What you are asked to do - Write the data below out exactly as it stands. Do not include the pictures.

Items from a dataset:
══════

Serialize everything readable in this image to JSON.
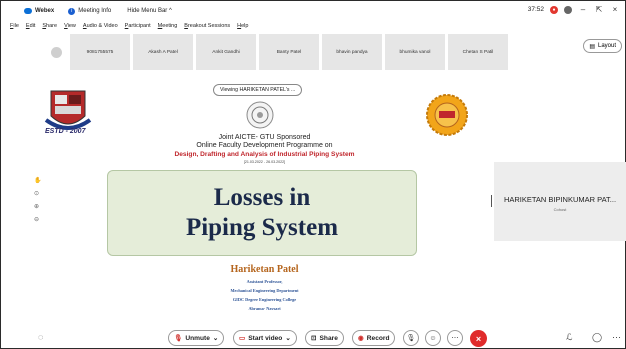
{
  "titlebar": {
    "app_name": "Webex",
    "meeting_info": "Meeting Info",
    "hide_menu": "Hide Menu Bar ^",
    "clock": "37:52",
    "minimize": "–",
    "pin": "⇱",
    "close": "×"
  },
  "menu": [
    "File",
    "Edit",
    "Share",
    "View",
    "Audio & Video",
    "Participant",
    "Meeting",
    "Breakout Sessions",
    "Help"
  ],
  "participants": [
    "9081755575",
    "Akash A Patel",
    "Ankit Gandhi",
    "Banty Patel",
    "bhavin pandya",
    "bhumika vanol",
    "Chetan S Patil"
  ],
  "layout_label": "Layout",
  "share_banner": "Viewing HARIKETAN PATEL's ...",
  "slide": {
    "estd": "ESTD - 2007",
    "line1": "Joint AICTE- GTU Sponsored",
    "line2": "Online Faculty Development Programme on",
    "line3": "Design, Drafting and Analysis of Industrial Piping System",
    "line4": "[21.03.2022 - 26.03.2022]",
    "title_line1": "Losses in",
    "title_line2": "Piping System",
    "presenter": "Hariketan Patel",
    "p1": "Assistant Professor,",
    "p2": "Mechanical Engineering Department",
    "p3": "GIDC Degree Engineering College",
    "p4": "Abrama- Navsari"
  },
  "speaker": {
    "name": "HARIKETAN BIPINKUMAR PAT...",
    "sub": "Cohost"
  },
  "controls": {
    "unmute": "Unmute",
    "start_video": "Start video",
    "share": "Share",
    "record": "Record"
  },
  "colors": {
    "accent_red": "#e02b2b",
    "slide_title": "#1b2a4a",
    "title_box": "#e5edd9",
    "program_red": "#c0272d"
  }
}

══════

Answer -
Serialize everything readable in this image to JSON.
{
  "titlebar": {
    "app_name": "Webex",
    "meeting_info": "Meeting Info",
    "hide_menu": "Hide Menu Bar ^",
    "clock": "37:52",
    "minimize": "–",
    "pin": "⇱",
    "close": "×"
  },
  "menu": [
    "File",
    "Edit",
    "Share",
    "View",
    "Audio & Video",
    "Participant",
    "Meeting",
    "Breakout Sessions",
    "Help"
  ],
  "participants": [
    "9081755575",
    "Akash A Patel",
    "Ankit Gandhi",
    "Banty Patel",
    "bhavin pandya",
    "bhumika vanol",
    "Chetan S Patil"
  ],
  "layout_label": "Layout",
  "share_banner": "Viewing HARIKETAN PATEL's ...",
  "slide": {
    "estd": "ESTD - 2007",
    "line1": "Joint AICTE- GTU Sponsored",
    "line2": "Online Faculty Development Programme on",
    "line3": "Design, Drafting and Analysis of Industrial Piping System",
    "line4": "[21.03.2022 - 26.03.2022]",
    "title_line1": "Losses in",
    "title_line2": "Piping System",
    "presenter": "Hariketan Patel",
    "p1": "Assistant Professor,",
    "p2": "Mechanical Engineering Department",
    "p3": "GIDC Degree Engineering College",
    "p4": "Abrama- Navsari"
  },
  "speaker": {
    "name": "HARIKETAN BIPINKUMAR PAT...",
    "sub": "Cohost"
  },
  "controls": {
    "unmute": "Unmute",
    "start_video": "Start video",
    "share": "Share",
    "record": "Record"
  },
  "colors": {
    "accent_red": "#e02b2b",
    "slide_title": "#1b2a4a",
    "title_box": "#e5edd9",
    "program_red": "#c0272d"
  }
}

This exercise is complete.